### EXERCISE DESCRIPTION:
Copy out all the records, word for word.

### Data excerpts:
▼▼▼
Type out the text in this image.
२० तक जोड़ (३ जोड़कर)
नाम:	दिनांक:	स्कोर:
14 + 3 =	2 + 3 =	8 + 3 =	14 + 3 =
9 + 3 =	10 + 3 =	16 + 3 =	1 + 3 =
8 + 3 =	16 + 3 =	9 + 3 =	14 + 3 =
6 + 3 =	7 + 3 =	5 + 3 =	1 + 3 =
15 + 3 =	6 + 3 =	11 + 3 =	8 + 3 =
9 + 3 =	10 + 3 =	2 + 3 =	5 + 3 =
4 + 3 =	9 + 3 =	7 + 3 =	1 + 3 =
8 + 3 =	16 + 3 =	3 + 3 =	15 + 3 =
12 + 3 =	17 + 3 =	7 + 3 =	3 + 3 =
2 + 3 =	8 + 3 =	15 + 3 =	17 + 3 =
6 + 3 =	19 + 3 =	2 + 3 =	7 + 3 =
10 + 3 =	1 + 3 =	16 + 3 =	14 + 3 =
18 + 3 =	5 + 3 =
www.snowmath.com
▲▲▲
### CORRECT RESPONSE:
Type out the text in this image.
२० तक जोड़ (३ जोड़कर)
नाम:	दिनांक:	स्कोर:
14 + 3 =	2 + 3 =	8 + 3 =	14 + 3 =
9 + 3 =	10 + 3 =	16 + 3 =	1 + 3 =
8 + 3 =	16 + 3 =	9 + 3 =	14 + 3 =
6 + 3 =	7 + 3 =	5 + 3 =	1 + 3 =
15 + 3 =	6 + 3 =	11 + 3 =	8 + 3 =
9 + 3 =	10 + 3 =	2 + 3 =	5 + 3 =
4 + 3 =	9 + 3 =	7 + 3 =	1 + 3 =
8 + 3 =	16 + 3 =	3 + 3 =	15 + 3 =
12 + 3 =	17 + 3 =	7 + 3 =	3 + 3 =
2 + 3 =	8 + 3 =	15 + 3 =	17 + 3 =
6 + 3 =	19 + 3 =	2 + 3 =	7 + 3 =
10 + 3 =	1 + 3 =	16 + 3 =	14 + 3 =
18 + 3 =	5 + 3 =
www.snowmath.com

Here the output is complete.